___ Article ___
Whittaker solver timings

The Whittaker-smoothing-based algorithms in pybaselines make use of the banded structure of the linear system to reduce the computation time.

This example shows the difference in computation times of the asymmetic least squares (asls()) algorithm when using the banded solver from Scipy (solveh_banded) and the banded solver from the optional dependency pentapy. In addition, the time it takes when solving the system using sparse matrices rather than the banded matrices is compared, since most other libraries use the sparse solution.

Compared to the time required to solve using sparse matrices, Scipy's banded solver is ~50-70% faster and pentapy's banded solver is ~70-90% faster, ultimately reducing the computation time by about an order of magnitude.

Note that the performance of solving the sparse system can be improved by using CHOLMOD from SuiteSparse, which has Python bindings provided by scikit-sparse.

import time
import warnings

import matplotlib.pyplot as plt
import numpy as np
from scipy.sparse.linalg import spsolve

from pybaselines import _banded_utils, whittaker
from pybaselines.utils import difference_matrix, gaussian, relative_difference


def sparse_asls(data, lam=1e6, p=1e-2, diff_order=2, max_iter=50, tol=1e-3, weights=None):
    """
___ Rows ___
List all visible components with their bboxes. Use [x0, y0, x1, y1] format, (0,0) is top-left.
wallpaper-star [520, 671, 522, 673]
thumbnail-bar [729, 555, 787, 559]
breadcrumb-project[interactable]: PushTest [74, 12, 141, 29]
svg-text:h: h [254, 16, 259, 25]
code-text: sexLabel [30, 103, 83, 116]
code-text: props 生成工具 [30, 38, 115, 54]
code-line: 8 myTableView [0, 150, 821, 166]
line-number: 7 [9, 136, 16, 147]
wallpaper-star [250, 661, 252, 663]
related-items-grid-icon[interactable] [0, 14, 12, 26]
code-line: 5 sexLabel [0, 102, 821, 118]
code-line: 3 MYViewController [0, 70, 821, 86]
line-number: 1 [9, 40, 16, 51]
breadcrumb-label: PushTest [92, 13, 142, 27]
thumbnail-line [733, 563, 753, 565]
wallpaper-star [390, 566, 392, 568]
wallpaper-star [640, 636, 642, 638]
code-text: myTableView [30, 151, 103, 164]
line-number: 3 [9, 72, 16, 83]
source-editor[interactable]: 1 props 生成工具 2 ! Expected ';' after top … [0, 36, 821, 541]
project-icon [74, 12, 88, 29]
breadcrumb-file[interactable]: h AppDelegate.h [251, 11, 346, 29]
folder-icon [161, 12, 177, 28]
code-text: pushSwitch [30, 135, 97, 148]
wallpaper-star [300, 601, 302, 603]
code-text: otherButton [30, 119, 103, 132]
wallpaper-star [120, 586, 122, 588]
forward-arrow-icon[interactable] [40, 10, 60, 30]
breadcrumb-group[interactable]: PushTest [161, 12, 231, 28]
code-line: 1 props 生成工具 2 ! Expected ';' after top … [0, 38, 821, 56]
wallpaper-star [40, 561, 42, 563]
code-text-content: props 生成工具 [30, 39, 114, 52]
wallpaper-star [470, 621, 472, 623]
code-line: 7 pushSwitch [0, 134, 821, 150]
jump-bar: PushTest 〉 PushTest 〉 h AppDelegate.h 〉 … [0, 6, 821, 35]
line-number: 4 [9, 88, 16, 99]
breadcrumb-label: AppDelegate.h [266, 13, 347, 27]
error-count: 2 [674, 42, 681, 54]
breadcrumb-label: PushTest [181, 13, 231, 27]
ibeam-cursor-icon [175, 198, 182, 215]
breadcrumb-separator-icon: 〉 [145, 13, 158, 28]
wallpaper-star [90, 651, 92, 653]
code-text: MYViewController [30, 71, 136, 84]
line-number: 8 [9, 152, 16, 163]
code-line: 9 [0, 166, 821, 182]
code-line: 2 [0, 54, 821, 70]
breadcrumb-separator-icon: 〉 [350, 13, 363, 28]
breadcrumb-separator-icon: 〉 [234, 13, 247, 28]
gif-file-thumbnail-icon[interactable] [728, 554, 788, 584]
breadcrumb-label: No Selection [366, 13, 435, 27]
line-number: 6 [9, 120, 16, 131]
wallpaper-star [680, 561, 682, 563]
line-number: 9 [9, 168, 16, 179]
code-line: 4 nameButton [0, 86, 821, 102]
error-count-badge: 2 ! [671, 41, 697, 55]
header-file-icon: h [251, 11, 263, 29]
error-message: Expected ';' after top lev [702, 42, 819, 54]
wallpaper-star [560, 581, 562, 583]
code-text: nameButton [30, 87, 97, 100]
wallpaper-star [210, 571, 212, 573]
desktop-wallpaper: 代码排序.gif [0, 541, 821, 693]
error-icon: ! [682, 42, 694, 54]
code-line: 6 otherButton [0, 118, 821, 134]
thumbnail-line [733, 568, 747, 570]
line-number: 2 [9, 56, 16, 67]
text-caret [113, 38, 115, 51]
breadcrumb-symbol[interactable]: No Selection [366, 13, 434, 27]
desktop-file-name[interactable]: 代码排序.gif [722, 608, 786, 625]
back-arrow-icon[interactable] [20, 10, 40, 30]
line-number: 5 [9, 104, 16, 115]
___
* **Written request A**
According to the Whittaker solver timings page, how much faster is pentapy's banded solver than solving with sparse matrices?
* **Written request B**
Say whether each statement agrees with the Whittaker solver timings page, and back each yes or no with the page's exact words. (i) Most other libraries use the sparse solution. (ii) pentapy is a required dependency of pybaselines. (iii) SuiteSparse provides the Python bindings for CHOLMOD.
* **Written request C**
Pick up the Whittaker solver timings page where it stops and continue it.
The records are separate material from the Whittaker solver timings page.

* **Response A**
It is about 70-90% faster ("~70-90% faster").

* **Response B**
(i) Yes: "since most other libraries use the sparse solution."
(ii) No: "the optional dependency pentapy."
(iii) No: "which has Python bindings provided by scikit-sparse."

* **Response C**
    A sparse version of the asymmetric least squares (AsLS) algorithm.

    References
    ----------
    Eilers, P. A Perfect Smoother. Analytical Chemistry, 2003, 75(14), 3631-3636.

    """
    y = np.asarray_chkfinite(data)
    num_y = len(y)
    if weights is None:
        weight_array = np.ones(num_y)
    else:
        weight_array = np.asarray(weights)
        if len(weight_array) != num_y:
            raise ValueError('data and weights must have the same length')

    diff_matrix = difference_matrix(num_y, diff_order, 'csc')
    penalty_matrix = lam * (diff_matrix.T @ diff_matrix)
    original_diag = penalty_matrix.diagonal()
    tol_history = np.empty(max_iter + 1)
    for i in range(max_iter + 1):
        penalty_matrix.setdiag(weight_array + original_diag)
        baseline = spsolve(penalty_matrix, weight_array * y, 'NATURAL')
        mask = y > baseline
        new_weights = p * mask + (1 - p) * (~mask)
        calc_difference = relative_difference(weight_array, new_weights)
        tol_history[i] = calc_difference
        if calc_difference < tol:
            break
        weight_array = new_weights

    params = {'weights': weight_array, 'tol_history': tol_history[:i + 1]}

    return baseline, params


def scipy_asls(*args, **kwargs):
    """Temporarily turns off pentapy support to force scipy usage."""
    if _banded_utils._HAS_PENTAPY:
        _banded_utils._HAS_PENTAPY = False
        reset_pentapy = True
    else:
        reset_pentapy = False

    try:
        output = whittaker.asls(*args, **kwargs)
    finally:
        if reset_pentapy:
            _banded_utils._HAS_PENTAPY = True

    return output


def make_data(num_x):
    """Creates the data for the example."""
    x = np.linspace(0, 1000, num_x)
    signal = (
        gaussian(x, 9, 100, 12)
        + gaussian(x, 6, 180, 5)
        + gaussian(x, 8, 350, 11)
        + gaussian(x, 15, 400, 18)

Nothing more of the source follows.